(Chart and figure data)
▬▬▬▬▬▬

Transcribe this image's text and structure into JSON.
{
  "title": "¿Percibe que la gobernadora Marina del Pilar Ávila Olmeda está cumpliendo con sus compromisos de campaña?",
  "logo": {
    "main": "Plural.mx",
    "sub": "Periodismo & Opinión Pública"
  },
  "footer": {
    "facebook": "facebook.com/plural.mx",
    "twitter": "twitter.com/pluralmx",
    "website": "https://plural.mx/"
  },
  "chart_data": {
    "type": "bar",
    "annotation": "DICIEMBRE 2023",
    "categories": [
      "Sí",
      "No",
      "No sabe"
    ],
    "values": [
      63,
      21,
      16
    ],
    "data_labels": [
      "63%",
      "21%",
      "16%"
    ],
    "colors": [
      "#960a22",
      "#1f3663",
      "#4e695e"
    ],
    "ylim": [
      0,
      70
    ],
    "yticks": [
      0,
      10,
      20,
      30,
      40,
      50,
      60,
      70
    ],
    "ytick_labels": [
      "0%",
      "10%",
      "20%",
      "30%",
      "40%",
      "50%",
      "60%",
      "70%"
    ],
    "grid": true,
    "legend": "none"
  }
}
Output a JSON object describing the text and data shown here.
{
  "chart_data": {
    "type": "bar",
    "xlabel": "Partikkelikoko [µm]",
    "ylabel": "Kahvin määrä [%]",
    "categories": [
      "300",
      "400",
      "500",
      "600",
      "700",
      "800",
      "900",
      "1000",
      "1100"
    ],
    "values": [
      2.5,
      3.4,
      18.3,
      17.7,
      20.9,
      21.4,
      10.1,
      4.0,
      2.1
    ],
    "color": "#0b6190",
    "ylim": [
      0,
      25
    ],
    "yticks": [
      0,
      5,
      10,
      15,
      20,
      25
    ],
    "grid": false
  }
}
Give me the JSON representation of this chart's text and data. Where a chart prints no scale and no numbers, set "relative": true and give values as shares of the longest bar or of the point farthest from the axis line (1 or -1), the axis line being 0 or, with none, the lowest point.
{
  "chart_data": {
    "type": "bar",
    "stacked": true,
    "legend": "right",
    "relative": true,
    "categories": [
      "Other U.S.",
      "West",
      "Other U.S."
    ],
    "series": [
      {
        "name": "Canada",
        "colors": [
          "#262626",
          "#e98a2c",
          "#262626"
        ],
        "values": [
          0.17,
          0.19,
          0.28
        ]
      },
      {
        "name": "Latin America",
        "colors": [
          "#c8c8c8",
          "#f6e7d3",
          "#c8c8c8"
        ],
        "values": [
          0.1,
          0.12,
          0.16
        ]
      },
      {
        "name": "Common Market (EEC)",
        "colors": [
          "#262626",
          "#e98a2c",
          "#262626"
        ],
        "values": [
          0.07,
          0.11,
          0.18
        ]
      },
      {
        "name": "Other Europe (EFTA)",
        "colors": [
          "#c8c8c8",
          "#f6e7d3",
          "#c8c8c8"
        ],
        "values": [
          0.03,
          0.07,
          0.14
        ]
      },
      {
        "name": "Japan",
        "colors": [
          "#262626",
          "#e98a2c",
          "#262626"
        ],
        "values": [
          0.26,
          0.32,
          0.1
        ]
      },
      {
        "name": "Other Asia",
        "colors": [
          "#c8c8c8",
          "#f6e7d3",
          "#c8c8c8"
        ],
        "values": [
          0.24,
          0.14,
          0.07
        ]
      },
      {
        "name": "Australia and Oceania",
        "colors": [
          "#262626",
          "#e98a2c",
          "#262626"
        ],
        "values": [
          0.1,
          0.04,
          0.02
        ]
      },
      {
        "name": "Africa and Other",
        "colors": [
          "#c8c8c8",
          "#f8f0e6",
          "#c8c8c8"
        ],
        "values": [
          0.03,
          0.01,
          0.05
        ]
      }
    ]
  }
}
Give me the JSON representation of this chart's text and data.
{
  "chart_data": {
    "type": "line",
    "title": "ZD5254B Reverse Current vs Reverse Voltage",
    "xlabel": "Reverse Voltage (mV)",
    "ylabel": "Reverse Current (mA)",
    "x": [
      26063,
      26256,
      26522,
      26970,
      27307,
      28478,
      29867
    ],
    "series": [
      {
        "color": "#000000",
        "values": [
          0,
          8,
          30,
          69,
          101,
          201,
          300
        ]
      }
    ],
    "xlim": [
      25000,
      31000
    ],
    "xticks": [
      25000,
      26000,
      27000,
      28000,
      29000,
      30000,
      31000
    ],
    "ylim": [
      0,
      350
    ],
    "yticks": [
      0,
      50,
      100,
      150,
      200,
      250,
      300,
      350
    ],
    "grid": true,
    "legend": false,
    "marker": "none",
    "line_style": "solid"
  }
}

▬▬▬▬▬▬

# REQUIRED TASK:
For each line above that contains the word "representation", copy that line.

# ANSWER TO THIS PROBLEM:
Give me the JSON representation of this chart's text and data. Where a chart prints no scale and no numbers, set "relative": true and give values as shares of the longest bar or of the point farthest from the axis line (1 or -1), the axis line being 0 or, with none, the lowest point.
Give me the JSON representation of this chart's text and data.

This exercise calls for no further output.